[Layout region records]
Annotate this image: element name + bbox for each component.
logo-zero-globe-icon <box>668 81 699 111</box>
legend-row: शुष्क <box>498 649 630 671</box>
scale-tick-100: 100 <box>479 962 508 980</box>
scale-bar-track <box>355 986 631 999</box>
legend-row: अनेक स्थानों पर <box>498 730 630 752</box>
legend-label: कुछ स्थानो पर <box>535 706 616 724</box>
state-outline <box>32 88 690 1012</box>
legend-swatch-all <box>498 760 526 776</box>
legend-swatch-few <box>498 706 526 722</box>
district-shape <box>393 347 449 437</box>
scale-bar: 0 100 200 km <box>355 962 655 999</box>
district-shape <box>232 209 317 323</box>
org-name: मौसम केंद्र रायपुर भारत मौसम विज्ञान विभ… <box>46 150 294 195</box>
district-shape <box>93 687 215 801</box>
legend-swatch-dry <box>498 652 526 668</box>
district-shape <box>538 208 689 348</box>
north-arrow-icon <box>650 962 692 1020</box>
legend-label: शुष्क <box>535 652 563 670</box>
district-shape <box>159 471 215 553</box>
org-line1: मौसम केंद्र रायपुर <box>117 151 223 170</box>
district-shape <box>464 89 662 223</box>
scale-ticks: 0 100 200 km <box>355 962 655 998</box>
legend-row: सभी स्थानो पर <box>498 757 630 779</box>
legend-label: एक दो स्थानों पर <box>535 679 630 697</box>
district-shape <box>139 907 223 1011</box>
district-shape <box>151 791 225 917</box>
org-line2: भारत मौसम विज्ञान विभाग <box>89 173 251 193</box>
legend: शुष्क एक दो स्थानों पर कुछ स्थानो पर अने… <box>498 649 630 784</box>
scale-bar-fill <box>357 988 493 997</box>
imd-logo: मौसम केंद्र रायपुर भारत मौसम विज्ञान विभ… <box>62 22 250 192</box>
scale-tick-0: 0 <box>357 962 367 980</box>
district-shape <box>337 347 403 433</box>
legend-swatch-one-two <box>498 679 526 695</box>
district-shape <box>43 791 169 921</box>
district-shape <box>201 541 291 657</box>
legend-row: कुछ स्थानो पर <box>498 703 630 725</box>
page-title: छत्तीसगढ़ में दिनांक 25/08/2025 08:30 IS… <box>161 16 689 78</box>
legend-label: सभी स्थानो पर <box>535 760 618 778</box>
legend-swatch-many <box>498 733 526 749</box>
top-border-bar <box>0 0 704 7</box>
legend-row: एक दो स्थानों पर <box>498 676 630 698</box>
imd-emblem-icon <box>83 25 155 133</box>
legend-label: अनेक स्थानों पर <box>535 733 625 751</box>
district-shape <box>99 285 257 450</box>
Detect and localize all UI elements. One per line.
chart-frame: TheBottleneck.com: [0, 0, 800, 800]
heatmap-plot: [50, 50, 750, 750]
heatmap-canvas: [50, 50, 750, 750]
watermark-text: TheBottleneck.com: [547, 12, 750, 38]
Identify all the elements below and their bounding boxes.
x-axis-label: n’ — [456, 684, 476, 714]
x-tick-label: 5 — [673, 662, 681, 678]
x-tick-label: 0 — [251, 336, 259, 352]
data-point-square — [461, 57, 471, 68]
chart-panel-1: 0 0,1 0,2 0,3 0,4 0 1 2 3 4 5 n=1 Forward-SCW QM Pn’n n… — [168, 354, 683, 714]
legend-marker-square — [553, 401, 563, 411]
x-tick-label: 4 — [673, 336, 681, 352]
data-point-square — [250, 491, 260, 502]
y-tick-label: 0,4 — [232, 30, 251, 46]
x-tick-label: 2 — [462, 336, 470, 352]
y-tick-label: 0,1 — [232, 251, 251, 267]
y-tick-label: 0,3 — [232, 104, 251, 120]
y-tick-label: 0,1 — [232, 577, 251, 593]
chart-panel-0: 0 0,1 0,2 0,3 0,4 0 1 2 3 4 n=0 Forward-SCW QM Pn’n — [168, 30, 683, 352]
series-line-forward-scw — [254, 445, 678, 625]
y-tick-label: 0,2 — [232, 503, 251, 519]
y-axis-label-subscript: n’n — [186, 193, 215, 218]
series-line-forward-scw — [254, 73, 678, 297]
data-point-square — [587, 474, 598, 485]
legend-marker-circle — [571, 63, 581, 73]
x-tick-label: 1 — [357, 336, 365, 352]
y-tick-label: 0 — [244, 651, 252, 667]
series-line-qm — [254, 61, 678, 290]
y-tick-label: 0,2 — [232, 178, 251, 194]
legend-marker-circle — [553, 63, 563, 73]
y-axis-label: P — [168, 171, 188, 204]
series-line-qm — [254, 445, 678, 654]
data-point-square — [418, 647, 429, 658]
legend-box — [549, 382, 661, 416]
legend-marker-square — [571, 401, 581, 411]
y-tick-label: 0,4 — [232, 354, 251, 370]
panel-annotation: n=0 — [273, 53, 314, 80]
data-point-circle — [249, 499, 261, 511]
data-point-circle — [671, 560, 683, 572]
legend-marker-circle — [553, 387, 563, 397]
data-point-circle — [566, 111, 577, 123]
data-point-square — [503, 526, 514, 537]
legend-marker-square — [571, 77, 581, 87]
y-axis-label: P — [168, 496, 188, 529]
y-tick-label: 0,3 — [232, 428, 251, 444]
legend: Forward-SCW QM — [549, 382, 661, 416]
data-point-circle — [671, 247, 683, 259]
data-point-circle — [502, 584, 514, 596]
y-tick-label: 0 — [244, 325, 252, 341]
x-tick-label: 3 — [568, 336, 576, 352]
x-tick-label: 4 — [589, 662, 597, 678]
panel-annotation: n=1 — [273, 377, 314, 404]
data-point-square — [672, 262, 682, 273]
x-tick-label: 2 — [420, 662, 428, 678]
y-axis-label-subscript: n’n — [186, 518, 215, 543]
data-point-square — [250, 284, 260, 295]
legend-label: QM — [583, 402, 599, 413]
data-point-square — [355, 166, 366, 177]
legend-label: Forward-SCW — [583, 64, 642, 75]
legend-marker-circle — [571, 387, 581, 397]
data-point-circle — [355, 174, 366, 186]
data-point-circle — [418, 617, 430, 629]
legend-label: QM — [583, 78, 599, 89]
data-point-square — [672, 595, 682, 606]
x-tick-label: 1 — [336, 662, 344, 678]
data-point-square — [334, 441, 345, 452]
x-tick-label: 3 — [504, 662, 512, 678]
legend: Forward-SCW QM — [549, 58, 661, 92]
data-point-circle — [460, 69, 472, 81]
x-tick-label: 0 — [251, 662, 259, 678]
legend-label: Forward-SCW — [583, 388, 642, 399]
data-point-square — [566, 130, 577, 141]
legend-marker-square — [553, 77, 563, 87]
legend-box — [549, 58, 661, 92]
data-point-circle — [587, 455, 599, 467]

> **Set problem**
Reproduce the entire listing above line for line, without any changes.

> **Result of the task**
Annotate this image: element name + bbox for each component.
logo-zero-globe-icon <box>668 81 699 111</box>
legend-row: शुष्क <box>498 649 630 671</box>
scale-tick-100: 100 <box>479 962 508 980</box>
scale-bar-track <box>355 986 631 999</box>
legend-row: अनेक स्थानों पर <box>498 730 630 752</box>
legend-label: कुछ स्थानो पर <box>535 706 616 724</box>
state-outline <box>32 88 690 1012</box>
legend-swatch-all <box>498 760 526 776</box>
legend-swatch-few <box>498 706 526 722</box>
district-shape <box>393 347 449 437</box>
scale-bar: 0 100 200 km <box>355 962 655 999</box>
district-shape <box>232 209 317 323</box>
org-name: मौसम केंद्र रायपुर भारत मौसम विज्ञान विभ… <box>46 150 294 195</box>
district-shape <box>93 687 215 801</box>
legend-swatch-dry <box>498 652 526 668</box>
district-shape <box>538 208 689 348</box>
north-arrow-icon <box>650 962 692 1020</box>
legend-label: शुष्क <box>535 652 563 670</box>
district-shape <box>159 471 215 553</box>
org-line1: मौसम केंद्र रायपुर <box>117 151 223 170</box>
district-shape <box>464 89 662 223</box>
scale-ticks: 0 100 200 km <box>355 962 655 998</box>
legend-row: सभी स्थानो पर <box>498 757 630 779</box>
legend-label: एक दो स्थानों पर <box>535 679 630 697</box>
district-shape <box>139 907 223 1011</box>
district-shape <box>151 791 225 917</box>
org-line2: भारत मौसम विज्ञान विभाग <box>89 173 251 193</box>
legend: शुष्क एक दो स्थानों पर कुछ स्थानो पर अने… <box>498 649 630 784</box>
scale-bar-fill <box>357 988 493 997</box>
imd-logo: मौसम केंद्र रायपुर भारत मौसम विज्ञान विभ… <box>62 22 250 192</box>
scale-tick-0: 0 <box>357 962 367 980</box>
district-shape <box>337 347 403 433</box>
legend-swatch-one-two <box>498 679 526 695</box>
district-shape <box>43 791 169 921</box>
district-shape <box>201 541 291 657</box>
legend-row: कुछ स्थानो पर <box>498 703 630 725</box>
page-title: छत्तीसगढ़ में दिनांक 25/08/2025 08:30 IS… <box>161 16 689 78</box>
legend-label: सभी स्थानो पर <box>535 760 618 778</box>
legend-swatch-many <box>498 733 526 749</box>
top-border-bar <box>0 0 704 7</box>
legend-row: एक दो स्थानों पर <box>498 676 630 698</box>
imd-emblem-icon <box>83 25 155 133</box>
legend-label: अनेक स्थानों पर <box>535 733 625 751</box>
district-shape <box>99 285 257 450</box>
Detect and localize all UI elements. One per line.
chart-frame: TheBottleneck.com: [0, 0, 800, 800]
heatmap-plot: [50, 50, 750, 750]
heatmap-canvas: [50, 50, 750, 750]
watermark-text: TheBottleneck.com: [547, 12, 750, 38]
Identify all the elements below and their bounding boxes.
x-axis-label: n’ — [456, 684, 476, 714]
x-tick-label: 5 — [673, 662, 681, 678]
x-tick-label: 0 — [251, 336, 259, 352]
data-point-square — [461, 57, 471, 68]
chart-panel-1: 0 0,1 0,2 0,3 0,4 0 1 2 3 4 5 n=1 Forward-SCW QM Pn’n n… — [168, 354, 683, 714]
legend-marker-square — [553, 401, 563, 411]
x-tick-label: 4 — [673, 336, 681, 352]
data-point-square — [250, 491, 260, 502]
y-tick-label: 0,4 — [232, 30, 251, 46]
x-tick-label: 2 — [462, 336, 470, 352]
y-tick-label: 0,1 — [232, 251, 251, 267]
y-tick-label: 0,3 — [232, 104, 251, 120]
y-tick-label: 0,1 — [232, 577, 251, 593]
chart-panel-0: 0 0,1 0,2 0,3 0,4 0 1 2 3 4 n=0 Forward-SCW QM Pn’n — [168, 30, 683, 352]
series-line-forward-scw — [254, 445, 678, 625]
y-tick-label: 0,2 — [232, 503, 251, 519]
y-axis-label-subscript: n’n — [186, 193, 215, 218]
series-line-forward-scw — [254, 73, 678, 297]
data-point-square — [587, 474, 598, 485]
legend-marker-circle — [571, 63, 581, 73]
x-tick-label: 1 — [357, 336, 365, 352]
y-tick-label: 0 — [244, 651, 252, 667]
series-line-qm — [254, 61, 678, 290]
y-tick-label: 0,2 — [232, 178, 251, 194]
legend-marker-circle — [553, 63, 563, 73]
y-axis-label: P — [168, 171, 188, 204]
series-line-qm — [254, 445, 678, 654]
data-point-square — [418, 647, 429, 658]
legend-box — [549, 382, 661, 416]
legend-marker-square — [571, 401, 581, 411]
y-tick-label: 0,4 — [232, 354, 251, 370]
panel-annotation: n=0 — [273, 53, 314, 80]
data-point-circle — [249, 499, 261, 511]
data-point-circle — [671, 560, 683, 572]
legend-marker-circle — [553, 387, 563, 397]
data-point-circle — [566, 111, 577, 123]
data-point-square — [503, 526, 514, 537]
legend-marker-square — [571, 77, 581, 87]
y-axis-label: P — [168, 496, 188, 529]
y-tick-label: 0,3 — [232, 428, 251, 444]
legend: Forward-SCW QM — [549, 382, 661, 416]
data-point-circle — [671, 247, 683, 259]
data-point-circle — [502, 584, 514, 596]
y-tick-label: 0 — [244, 325, 252, 341]
x-tick-label: 3 — [568, 336, 576, 352]
x-tick-label: 4 — [589, 662, 597, 678]
panel-annotation: n=1 — [273, 377, 314, 404]
data-point-square — [672, 262, 682, 273]
x-tick-label: 2 — [420, 662, 428, 678]
y-axis-label-subscript: n’n — [186, 518, 215, 543]
data-point-square — [250, 284, 260, 295]
legend-label: QM — [583, 402, 599, 413]
data-point-square — [355, 166, 366, 177]
legend-label: Forward-SCW — [583, 64, 642, 75]
legend-marker-circle — [571, 387, 581, 397]
data-point-circle — [355, 174, 366, 186]
data-point-circle — [418, 617, 430, 629]
legend-label: QM — [583, 78, 599, 89]
data-point-square — [672, 595, 682, 606]
x-tick-label: 1 — [336, 662, 344, 678]
data-point-square — [334, 441, 345, 452]
x-tick-label: 3 — [504, 662, 512, 678]
legend: Forward-SCW QM — [549, 58, 661, 92]
data-point-circle — [460, 69, 472, 81]
x-tick-label: 0 — [251, 662, 259, 678]
legend-label: Forward-SCW — [583, 388, 642, 399]
data-point-square — [566, 130, 577, 141]
legend-marker-square — [553, 77, 563, 87]
legend-box — [549, 58, 661, 92]
data-point-circle — [587, 455, 599, 467]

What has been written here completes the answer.